Work to be completed: Copy each line of the records that holds the string "τους".

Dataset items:
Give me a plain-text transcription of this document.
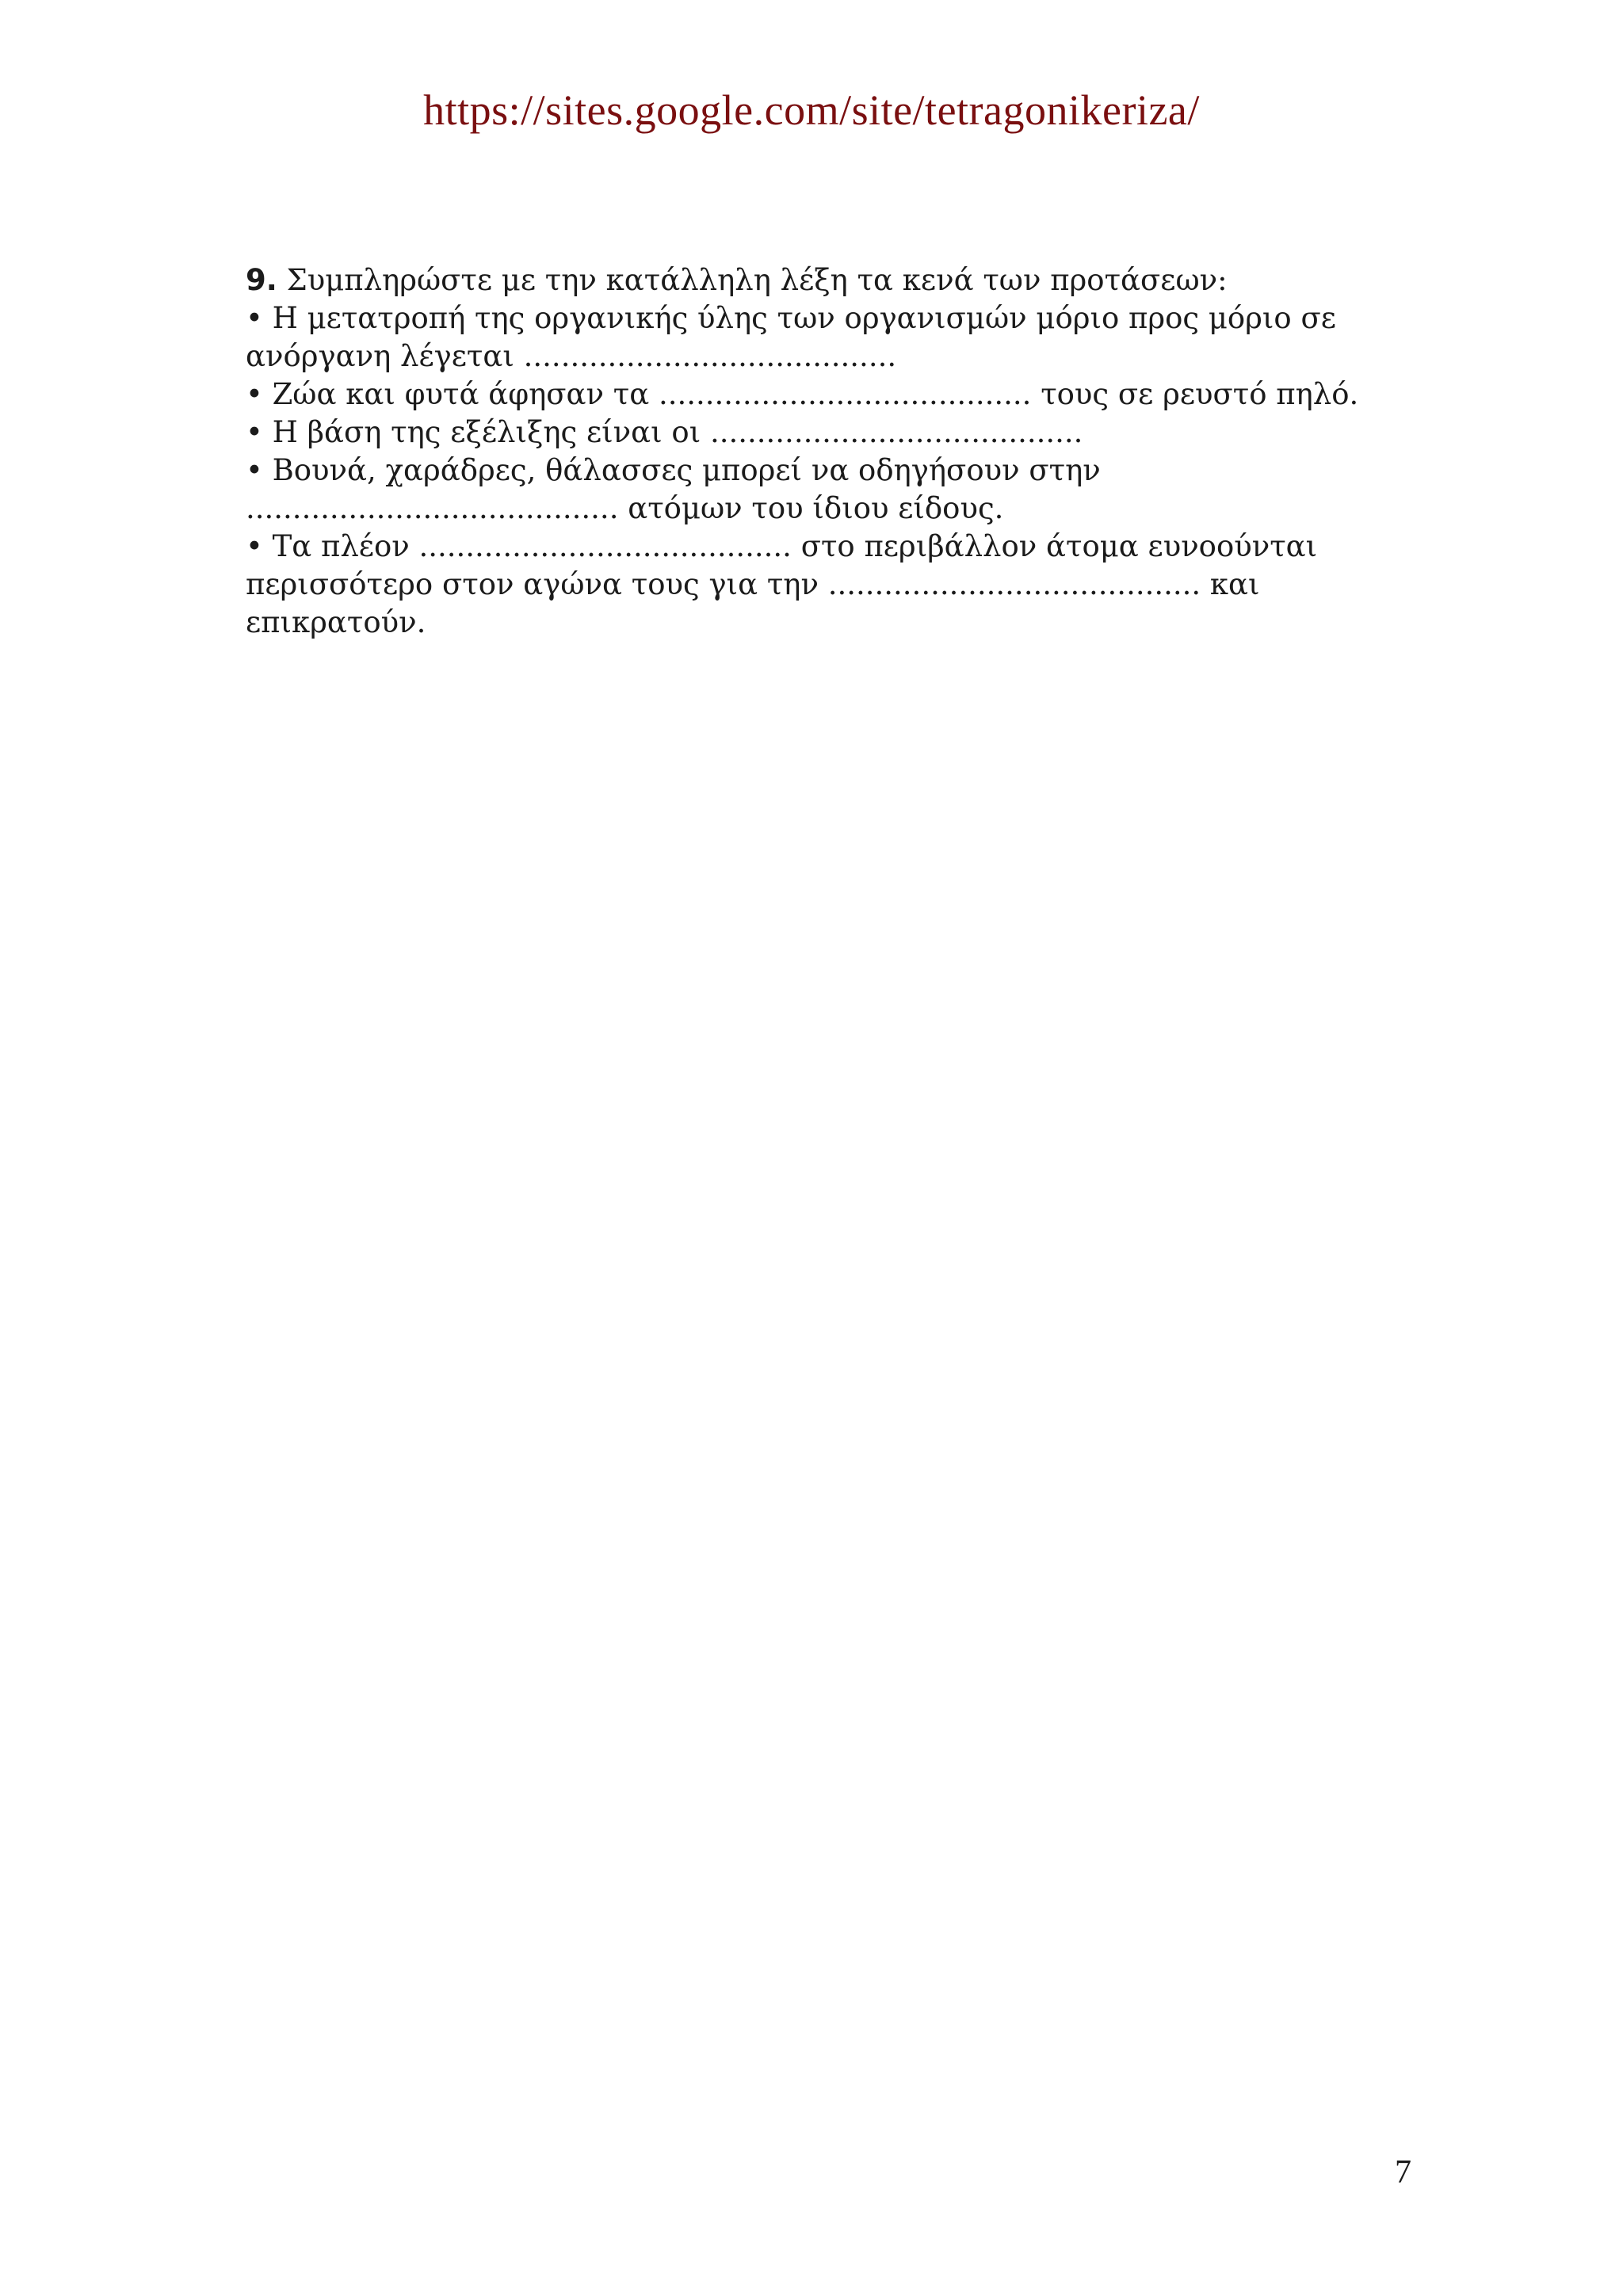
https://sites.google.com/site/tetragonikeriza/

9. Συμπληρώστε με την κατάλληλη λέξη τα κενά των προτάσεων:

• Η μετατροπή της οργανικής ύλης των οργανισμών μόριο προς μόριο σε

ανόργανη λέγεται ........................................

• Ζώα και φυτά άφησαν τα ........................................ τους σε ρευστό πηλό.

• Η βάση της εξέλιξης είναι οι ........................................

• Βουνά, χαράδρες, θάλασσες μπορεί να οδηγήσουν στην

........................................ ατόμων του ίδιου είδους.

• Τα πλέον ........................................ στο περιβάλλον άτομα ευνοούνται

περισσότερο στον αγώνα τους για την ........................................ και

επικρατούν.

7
==
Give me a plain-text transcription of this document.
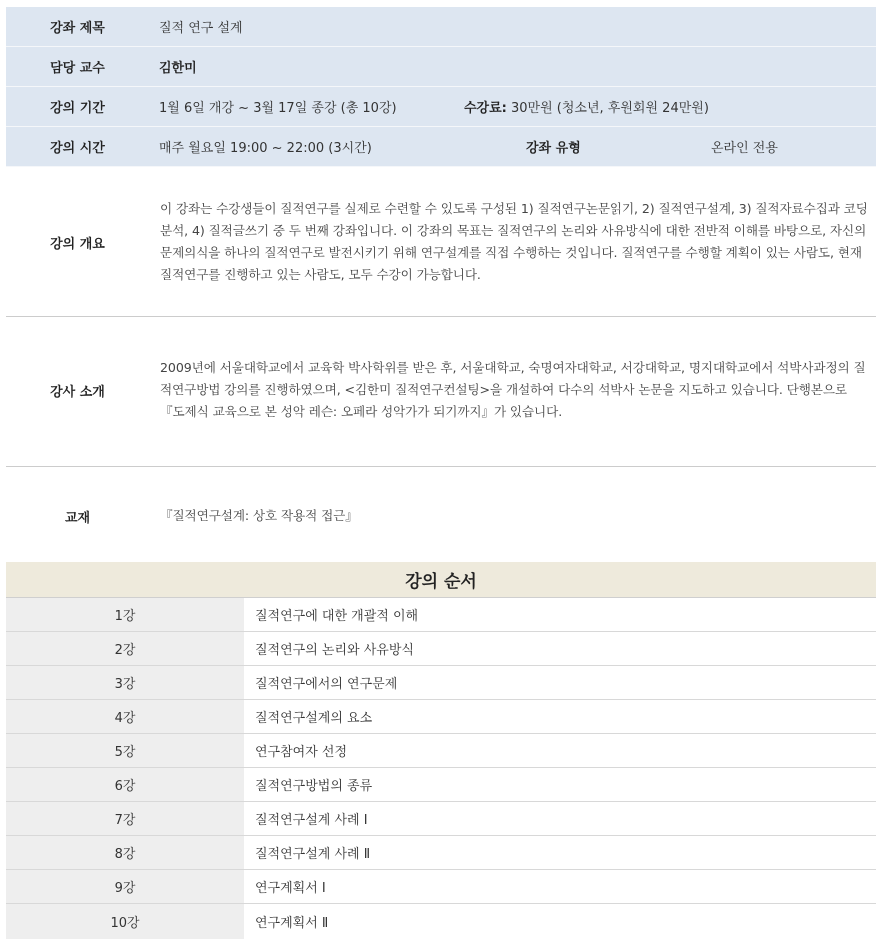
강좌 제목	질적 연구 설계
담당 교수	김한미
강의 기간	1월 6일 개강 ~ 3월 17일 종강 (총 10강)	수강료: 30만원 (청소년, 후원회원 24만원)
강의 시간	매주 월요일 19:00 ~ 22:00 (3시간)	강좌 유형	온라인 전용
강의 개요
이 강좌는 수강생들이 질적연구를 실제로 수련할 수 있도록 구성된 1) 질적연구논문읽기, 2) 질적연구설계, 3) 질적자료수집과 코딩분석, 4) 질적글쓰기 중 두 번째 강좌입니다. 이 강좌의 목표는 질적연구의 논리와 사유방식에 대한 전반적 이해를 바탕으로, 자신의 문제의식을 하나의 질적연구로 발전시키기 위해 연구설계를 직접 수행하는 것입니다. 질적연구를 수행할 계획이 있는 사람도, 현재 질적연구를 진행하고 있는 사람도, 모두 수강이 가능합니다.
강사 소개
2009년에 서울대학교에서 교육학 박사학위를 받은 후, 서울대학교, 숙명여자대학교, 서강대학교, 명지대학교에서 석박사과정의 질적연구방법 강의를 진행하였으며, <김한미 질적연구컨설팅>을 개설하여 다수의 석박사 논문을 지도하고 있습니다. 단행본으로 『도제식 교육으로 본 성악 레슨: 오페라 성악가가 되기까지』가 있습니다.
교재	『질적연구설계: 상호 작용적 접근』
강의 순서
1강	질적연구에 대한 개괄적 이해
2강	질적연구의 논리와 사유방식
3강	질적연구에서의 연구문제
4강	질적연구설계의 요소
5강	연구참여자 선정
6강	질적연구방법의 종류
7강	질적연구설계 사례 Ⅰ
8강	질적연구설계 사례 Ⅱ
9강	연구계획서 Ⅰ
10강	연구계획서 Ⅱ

The response:
• Ζώα και φυτά άφησαν τα ........................................ τους σε ρευστό πηλό.
περισσότερο στον αγώνα τους για την ........................................ και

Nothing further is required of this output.